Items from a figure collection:
--

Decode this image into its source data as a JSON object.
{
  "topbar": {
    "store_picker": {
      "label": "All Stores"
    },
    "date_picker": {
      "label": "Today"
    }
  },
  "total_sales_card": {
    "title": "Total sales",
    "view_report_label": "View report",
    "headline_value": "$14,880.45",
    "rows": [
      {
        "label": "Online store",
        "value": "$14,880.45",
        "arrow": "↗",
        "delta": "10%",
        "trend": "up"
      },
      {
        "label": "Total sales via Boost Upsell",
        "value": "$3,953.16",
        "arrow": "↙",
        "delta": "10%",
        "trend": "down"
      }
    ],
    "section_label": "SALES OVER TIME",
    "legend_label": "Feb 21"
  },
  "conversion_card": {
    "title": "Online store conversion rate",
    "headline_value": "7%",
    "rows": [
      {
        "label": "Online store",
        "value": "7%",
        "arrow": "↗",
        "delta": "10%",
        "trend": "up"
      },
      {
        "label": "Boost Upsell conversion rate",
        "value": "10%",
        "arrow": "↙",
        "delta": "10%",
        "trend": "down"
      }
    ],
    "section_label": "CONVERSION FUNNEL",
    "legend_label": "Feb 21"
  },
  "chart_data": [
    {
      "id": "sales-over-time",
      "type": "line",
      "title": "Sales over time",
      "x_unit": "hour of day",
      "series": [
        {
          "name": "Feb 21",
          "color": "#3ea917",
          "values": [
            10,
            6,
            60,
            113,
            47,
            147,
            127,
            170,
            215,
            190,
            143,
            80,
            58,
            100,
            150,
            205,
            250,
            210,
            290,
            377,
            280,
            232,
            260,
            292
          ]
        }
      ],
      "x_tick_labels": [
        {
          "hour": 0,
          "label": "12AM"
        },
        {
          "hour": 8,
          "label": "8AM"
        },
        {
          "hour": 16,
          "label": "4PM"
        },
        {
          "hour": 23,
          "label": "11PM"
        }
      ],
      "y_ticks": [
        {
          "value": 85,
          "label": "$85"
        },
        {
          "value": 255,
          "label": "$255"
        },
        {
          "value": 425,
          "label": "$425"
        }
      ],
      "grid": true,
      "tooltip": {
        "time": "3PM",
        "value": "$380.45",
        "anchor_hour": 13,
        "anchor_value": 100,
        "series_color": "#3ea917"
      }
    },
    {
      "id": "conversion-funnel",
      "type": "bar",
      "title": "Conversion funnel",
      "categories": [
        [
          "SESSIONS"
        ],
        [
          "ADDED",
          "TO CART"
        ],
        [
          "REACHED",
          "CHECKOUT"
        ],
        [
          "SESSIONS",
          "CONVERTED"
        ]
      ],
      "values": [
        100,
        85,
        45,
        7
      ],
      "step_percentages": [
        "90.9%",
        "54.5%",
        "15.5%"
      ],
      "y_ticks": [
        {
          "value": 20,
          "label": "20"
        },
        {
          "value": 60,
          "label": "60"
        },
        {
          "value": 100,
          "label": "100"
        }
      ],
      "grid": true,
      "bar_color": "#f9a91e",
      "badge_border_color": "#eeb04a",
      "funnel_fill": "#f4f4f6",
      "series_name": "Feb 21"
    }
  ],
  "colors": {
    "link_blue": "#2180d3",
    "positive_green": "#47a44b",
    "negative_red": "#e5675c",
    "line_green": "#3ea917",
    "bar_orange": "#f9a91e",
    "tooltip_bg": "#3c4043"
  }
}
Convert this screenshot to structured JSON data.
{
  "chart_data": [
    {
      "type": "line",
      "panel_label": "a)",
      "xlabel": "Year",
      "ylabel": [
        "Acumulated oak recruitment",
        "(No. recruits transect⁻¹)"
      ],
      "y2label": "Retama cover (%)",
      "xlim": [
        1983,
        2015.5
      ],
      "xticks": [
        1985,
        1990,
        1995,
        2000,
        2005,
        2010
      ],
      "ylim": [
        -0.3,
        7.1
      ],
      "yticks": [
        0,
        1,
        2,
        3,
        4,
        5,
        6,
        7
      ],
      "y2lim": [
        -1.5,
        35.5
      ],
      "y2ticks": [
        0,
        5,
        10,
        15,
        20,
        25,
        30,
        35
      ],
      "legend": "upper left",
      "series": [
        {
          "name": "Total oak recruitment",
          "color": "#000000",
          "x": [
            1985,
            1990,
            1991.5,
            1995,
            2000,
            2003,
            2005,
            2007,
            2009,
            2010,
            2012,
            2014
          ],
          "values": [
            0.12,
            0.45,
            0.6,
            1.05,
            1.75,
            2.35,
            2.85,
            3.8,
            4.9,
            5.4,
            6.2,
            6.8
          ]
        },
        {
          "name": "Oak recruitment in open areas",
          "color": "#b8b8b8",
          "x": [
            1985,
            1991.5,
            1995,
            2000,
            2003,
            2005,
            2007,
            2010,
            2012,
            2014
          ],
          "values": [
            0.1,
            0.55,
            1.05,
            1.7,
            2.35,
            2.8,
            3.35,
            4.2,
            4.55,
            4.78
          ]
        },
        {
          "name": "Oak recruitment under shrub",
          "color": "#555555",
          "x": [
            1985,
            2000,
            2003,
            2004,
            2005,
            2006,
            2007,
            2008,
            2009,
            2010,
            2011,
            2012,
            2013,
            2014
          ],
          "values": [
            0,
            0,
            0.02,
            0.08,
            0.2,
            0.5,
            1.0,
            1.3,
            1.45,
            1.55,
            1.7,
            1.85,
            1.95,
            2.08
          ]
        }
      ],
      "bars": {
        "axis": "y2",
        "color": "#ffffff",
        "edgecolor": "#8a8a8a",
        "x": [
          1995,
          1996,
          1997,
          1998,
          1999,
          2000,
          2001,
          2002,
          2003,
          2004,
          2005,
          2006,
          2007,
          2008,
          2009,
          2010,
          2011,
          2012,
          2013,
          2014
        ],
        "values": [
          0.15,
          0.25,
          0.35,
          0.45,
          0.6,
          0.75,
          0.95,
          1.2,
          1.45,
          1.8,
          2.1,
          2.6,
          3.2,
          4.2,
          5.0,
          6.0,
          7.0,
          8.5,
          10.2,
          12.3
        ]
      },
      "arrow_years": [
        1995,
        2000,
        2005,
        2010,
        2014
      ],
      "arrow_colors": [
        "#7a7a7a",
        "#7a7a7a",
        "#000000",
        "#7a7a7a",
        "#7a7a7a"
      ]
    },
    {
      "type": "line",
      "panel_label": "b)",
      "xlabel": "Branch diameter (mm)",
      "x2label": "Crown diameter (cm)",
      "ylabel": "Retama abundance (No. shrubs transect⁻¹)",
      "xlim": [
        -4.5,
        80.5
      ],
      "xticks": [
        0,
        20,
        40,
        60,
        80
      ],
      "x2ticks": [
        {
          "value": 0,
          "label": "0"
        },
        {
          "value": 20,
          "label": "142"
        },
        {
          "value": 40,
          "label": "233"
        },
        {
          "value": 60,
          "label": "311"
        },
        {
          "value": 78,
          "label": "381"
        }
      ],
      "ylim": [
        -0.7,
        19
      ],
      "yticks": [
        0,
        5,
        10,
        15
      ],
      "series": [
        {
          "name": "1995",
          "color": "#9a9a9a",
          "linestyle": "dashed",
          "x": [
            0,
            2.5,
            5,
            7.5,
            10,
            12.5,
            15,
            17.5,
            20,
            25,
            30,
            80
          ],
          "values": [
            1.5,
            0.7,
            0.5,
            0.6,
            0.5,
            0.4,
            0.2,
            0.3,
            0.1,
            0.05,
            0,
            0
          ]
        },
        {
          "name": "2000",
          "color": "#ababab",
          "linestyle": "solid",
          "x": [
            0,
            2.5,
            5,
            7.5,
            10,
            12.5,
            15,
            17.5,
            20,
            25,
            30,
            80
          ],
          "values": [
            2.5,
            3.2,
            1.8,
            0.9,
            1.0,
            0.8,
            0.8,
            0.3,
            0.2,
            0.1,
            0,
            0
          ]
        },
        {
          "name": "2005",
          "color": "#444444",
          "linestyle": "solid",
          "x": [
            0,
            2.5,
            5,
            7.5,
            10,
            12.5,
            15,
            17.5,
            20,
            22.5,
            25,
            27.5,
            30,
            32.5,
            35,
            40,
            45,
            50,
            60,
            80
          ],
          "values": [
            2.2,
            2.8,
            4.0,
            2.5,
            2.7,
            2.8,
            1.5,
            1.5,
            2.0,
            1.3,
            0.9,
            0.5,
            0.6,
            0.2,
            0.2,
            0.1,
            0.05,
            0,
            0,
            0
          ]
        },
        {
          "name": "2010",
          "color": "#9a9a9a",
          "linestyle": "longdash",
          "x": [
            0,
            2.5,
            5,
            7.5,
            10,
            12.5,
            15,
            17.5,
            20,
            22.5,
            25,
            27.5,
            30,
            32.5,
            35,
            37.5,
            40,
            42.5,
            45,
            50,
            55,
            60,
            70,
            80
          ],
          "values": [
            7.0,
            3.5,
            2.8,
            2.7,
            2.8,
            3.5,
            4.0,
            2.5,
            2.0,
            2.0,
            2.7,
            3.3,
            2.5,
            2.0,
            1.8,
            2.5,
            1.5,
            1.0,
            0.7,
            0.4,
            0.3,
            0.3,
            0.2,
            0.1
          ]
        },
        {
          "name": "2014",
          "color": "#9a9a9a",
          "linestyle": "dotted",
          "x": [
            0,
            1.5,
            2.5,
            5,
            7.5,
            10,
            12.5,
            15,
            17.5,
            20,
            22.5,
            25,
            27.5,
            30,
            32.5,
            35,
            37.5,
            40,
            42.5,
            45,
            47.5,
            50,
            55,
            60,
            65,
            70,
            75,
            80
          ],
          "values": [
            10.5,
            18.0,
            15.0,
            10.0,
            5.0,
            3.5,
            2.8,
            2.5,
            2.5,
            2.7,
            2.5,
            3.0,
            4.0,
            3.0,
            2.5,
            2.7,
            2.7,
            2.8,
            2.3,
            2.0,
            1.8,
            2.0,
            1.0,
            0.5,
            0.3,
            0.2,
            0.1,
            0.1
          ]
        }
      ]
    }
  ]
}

--

_Given request_.
Gather up every line in the data above that contains the word "title", copying each one.

_Full solution_.
    "title": "Total sales",
    "title": "Online store conversion rate",
      "title": "Sales over time",
      "title": "Conversion funnel",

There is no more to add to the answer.